- [INSTRUCTIONS TO FOLLOW]: Give every line from the entries that contains "borne".

- [RECORDS SUPPLIED]:
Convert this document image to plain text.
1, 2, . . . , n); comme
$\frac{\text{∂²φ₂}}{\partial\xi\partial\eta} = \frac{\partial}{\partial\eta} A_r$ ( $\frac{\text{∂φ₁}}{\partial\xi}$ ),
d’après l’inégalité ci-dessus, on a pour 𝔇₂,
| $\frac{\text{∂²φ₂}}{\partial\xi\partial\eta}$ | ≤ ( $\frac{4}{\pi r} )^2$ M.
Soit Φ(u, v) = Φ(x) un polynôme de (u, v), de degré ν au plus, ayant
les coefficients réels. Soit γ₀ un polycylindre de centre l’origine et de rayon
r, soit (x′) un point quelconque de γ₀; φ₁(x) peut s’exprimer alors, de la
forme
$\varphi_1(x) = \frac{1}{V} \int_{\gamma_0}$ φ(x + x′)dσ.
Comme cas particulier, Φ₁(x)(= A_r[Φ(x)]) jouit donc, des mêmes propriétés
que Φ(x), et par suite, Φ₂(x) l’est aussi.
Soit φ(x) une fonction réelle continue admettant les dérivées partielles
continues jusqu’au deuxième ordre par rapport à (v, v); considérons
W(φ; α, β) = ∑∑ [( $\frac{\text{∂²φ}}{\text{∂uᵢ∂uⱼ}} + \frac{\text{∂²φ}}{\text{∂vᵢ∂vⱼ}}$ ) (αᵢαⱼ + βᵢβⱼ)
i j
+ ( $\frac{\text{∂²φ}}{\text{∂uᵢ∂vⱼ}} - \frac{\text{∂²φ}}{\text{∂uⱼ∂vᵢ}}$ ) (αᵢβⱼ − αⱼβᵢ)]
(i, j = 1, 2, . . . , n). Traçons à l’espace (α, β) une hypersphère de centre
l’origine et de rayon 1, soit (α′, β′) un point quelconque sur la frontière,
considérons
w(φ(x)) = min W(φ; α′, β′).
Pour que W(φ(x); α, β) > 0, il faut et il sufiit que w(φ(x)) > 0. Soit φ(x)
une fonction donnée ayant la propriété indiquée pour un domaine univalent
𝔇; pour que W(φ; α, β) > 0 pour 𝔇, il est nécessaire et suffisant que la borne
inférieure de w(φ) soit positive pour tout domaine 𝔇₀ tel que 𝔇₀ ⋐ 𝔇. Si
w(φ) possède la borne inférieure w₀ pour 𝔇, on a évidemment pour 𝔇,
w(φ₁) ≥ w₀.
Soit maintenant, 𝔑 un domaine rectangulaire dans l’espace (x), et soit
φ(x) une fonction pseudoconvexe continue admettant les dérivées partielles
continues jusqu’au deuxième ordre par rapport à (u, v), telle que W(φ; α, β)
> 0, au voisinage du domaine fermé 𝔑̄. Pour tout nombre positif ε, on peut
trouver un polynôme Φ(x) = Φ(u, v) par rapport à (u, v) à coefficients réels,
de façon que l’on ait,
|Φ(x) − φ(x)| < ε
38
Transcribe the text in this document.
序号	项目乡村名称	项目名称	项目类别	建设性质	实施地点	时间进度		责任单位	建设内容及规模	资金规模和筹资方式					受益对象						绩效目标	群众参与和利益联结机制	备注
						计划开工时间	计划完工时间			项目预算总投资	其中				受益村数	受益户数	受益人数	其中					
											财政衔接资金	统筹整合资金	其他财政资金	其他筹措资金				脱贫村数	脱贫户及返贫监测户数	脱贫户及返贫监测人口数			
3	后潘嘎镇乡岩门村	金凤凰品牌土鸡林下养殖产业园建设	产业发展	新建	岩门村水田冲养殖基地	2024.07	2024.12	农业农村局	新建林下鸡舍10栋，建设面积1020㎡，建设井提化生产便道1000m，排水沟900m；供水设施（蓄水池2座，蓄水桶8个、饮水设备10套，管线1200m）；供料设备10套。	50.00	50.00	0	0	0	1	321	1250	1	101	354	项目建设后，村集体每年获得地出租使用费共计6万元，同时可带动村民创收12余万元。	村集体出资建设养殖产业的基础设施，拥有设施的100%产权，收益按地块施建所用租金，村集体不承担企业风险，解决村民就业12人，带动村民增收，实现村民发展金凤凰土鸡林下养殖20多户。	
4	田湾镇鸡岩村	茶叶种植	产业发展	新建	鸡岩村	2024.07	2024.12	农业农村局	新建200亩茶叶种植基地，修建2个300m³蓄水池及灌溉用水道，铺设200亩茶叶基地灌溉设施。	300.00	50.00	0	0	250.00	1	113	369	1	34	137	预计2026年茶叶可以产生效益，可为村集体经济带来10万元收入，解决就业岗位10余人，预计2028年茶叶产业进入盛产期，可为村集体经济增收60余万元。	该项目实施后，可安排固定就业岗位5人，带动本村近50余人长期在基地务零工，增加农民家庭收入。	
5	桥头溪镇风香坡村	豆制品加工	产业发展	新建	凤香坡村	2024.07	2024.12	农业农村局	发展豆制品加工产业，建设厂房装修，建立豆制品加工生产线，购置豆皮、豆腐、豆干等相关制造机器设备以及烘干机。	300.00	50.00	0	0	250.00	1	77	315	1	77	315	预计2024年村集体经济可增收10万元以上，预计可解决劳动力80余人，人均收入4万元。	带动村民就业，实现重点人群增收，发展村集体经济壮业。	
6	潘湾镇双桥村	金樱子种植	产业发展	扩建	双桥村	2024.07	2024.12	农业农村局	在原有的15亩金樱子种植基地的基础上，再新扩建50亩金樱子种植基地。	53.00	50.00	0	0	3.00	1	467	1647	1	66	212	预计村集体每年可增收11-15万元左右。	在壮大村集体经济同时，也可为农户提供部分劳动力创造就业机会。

- [RESULT]:
𝔇; pour que W(φ; α, β) > 0 pour 𝔇, il est nécessaire et suffisant que la borne
w(φ) possède la borne inférieure w₀ pour 𝔇, on a évidemment pour 𝔇,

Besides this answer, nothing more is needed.